━━━━━ GIVEN RECORDS

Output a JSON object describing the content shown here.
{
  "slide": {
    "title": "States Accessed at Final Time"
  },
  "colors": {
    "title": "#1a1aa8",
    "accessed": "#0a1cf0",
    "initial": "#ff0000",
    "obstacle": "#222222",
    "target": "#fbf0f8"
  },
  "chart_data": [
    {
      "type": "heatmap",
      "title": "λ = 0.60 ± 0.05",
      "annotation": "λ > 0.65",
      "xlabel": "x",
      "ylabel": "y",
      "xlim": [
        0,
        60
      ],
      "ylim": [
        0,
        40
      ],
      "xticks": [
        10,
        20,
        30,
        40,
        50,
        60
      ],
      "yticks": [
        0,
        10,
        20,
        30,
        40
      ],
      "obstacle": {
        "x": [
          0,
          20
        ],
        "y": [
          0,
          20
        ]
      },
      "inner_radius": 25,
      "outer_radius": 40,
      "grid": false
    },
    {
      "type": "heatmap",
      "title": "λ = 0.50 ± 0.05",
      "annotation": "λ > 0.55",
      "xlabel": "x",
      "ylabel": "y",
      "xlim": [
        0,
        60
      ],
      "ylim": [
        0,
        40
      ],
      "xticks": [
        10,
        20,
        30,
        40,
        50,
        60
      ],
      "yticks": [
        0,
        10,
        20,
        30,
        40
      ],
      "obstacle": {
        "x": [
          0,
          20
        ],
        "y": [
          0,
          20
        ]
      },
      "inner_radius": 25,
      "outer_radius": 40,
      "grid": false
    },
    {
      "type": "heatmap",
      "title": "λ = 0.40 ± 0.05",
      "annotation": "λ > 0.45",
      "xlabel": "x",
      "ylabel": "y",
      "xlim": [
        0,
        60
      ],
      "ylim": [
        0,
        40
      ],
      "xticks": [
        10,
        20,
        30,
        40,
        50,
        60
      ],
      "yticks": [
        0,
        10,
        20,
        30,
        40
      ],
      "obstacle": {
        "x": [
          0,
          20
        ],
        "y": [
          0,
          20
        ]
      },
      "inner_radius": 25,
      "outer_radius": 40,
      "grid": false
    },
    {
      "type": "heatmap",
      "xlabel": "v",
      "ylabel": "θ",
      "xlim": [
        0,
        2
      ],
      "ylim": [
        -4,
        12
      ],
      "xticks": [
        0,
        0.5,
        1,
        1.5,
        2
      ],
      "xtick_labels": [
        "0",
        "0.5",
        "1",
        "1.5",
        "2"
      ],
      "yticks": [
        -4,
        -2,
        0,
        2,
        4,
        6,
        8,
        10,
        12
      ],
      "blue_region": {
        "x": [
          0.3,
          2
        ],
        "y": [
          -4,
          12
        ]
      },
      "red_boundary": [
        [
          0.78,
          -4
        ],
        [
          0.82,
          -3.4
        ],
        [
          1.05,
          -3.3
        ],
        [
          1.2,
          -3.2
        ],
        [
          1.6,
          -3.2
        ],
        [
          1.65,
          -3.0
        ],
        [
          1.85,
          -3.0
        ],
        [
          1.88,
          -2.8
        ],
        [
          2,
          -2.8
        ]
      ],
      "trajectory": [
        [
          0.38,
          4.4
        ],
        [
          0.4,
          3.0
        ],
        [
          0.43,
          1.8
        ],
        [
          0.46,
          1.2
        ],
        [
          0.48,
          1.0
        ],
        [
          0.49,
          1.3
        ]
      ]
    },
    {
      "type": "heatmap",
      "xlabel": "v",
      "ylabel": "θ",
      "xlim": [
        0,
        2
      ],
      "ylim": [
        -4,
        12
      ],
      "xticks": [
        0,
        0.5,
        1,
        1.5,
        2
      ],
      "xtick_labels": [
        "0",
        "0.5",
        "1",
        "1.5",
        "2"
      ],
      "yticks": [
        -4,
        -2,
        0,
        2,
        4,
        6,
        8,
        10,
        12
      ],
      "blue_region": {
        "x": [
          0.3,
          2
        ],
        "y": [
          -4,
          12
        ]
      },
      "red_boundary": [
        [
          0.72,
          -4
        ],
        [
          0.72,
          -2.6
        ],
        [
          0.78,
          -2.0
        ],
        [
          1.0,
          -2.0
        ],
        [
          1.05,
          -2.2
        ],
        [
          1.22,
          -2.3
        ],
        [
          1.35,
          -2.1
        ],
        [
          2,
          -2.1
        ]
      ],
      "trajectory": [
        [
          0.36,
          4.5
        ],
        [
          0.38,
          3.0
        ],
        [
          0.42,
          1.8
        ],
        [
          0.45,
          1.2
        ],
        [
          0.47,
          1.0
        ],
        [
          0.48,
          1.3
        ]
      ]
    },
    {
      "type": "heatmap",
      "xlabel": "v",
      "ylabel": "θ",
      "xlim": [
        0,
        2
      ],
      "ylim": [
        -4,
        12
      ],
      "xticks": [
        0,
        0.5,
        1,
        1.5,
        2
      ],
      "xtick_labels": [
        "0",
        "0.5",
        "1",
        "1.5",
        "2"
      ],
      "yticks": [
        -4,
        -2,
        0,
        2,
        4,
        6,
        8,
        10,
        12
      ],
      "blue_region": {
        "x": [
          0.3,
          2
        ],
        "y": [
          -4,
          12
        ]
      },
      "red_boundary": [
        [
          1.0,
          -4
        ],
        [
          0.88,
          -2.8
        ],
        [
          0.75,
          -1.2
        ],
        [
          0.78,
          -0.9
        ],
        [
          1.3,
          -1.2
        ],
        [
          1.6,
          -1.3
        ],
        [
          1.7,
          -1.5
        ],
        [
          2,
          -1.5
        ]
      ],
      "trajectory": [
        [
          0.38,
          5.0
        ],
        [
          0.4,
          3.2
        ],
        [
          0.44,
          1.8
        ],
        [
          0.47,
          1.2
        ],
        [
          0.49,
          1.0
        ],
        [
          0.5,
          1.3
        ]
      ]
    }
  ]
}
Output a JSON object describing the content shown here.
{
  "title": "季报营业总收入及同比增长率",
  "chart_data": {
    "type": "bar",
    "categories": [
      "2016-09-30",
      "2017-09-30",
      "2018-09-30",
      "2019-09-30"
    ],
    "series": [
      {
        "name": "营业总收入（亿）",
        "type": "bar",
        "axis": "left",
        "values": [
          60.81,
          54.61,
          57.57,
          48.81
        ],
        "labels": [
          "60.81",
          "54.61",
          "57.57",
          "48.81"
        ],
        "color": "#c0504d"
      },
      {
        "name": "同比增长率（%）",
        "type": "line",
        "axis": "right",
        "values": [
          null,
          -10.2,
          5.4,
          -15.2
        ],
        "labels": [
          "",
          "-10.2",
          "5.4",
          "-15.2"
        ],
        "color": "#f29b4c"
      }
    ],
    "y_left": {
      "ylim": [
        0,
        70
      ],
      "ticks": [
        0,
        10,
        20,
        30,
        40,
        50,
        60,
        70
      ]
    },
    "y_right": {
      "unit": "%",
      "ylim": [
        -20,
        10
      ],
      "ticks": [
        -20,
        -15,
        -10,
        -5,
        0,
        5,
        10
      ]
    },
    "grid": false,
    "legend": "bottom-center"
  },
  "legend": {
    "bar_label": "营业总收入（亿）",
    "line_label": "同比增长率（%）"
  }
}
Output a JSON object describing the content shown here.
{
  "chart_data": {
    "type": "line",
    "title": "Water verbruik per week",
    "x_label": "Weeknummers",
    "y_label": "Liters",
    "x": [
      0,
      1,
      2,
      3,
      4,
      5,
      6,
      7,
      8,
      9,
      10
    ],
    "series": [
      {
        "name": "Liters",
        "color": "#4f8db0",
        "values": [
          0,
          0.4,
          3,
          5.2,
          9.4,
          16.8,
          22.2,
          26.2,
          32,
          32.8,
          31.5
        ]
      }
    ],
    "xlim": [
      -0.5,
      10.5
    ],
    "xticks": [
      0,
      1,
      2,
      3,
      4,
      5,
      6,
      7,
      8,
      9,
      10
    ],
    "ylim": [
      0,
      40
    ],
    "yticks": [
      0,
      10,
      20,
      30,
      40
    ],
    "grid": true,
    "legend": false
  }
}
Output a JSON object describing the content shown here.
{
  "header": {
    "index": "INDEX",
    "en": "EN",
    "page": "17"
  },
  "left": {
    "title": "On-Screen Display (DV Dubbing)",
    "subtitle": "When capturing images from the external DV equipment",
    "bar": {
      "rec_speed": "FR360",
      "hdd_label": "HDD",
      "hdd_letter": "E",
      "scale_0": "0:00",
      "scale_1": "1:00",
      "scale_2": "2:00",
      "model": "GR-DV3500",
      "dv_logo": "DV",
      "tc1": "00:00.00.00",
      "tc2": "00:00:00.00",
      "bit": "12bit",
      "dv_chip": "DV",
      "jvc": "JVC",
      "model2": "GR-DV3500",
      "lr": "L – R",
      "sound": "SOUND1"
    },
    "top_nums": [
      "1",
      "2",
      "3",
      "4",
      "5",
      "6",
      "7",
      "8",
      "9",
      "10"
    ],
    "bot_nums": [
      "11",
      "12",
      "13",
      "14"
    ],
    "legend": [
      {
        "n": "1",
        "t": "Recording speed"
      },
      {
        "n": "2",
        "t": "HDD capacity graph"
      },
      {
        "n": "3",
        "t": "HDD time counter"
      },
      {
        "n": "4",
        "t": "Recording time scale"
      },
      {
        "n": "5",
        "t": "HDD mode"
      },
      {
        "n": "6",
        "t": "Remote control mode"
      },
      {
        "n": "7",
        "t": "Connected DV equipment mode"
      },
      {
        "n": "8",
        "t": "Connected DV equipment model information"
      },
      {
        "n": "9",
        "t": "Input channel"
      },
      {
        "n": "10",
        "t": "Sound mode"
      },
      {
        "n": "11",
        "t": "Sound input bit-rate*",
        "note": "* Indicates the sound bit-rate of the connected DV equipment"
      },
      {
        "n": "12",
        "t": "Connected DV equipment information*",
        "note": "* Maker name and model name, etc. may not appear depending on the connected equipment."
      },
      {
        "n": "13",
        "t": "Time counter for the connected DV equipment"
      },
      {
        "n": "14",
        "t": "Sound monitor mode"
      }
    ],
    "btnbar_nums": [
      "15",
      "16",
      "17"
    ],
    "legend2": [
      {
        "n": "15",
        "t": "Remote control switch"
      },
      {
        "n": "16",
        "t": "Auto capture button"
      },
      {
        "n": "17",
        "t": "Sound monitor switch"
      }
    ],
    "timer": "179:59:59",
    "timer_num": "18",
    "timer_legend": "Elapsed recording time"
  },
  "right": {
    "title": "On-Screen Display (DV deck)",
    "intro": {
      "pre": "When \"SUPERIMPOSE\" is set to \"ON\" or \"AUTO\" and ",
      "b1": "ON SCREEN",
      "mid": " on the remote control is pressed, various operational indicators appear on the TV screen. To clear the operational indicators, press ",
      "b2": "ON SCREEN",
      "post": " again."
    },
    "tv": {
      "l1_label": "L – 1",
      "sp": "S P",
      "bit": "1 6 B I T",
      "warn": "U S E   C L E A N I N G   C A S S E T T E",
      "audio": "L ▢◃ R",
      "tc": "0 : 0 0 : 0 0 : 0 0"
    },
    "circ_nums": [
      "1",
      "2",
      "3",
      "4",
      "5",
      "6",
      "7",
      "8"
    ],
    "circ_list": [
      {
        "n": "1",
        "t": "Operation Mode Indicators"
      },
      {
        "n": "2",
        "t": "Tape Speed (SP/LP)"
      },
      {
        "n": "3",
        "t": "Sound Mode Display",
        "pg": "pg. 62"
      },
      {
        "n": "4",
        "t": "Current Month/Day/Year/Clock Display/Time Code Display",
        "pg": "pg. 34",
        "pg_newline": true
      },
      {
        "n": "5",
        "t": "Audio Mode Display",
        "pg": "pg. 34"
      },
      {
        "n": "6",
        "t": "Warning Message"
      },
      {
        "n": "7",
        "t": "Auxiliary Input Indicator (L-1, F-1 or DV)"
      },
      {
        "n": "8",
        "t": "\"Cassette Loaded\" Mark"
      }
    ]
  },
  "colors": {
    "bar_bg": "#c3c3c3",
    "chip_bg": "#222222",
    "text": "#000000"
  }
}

━━━━━━━━━━

### [INSTRUCTIONS FOR THE TASK]
Find every line containing the word "note", then give the total and nothing more.

### [EXERCISE RESPONSE]
2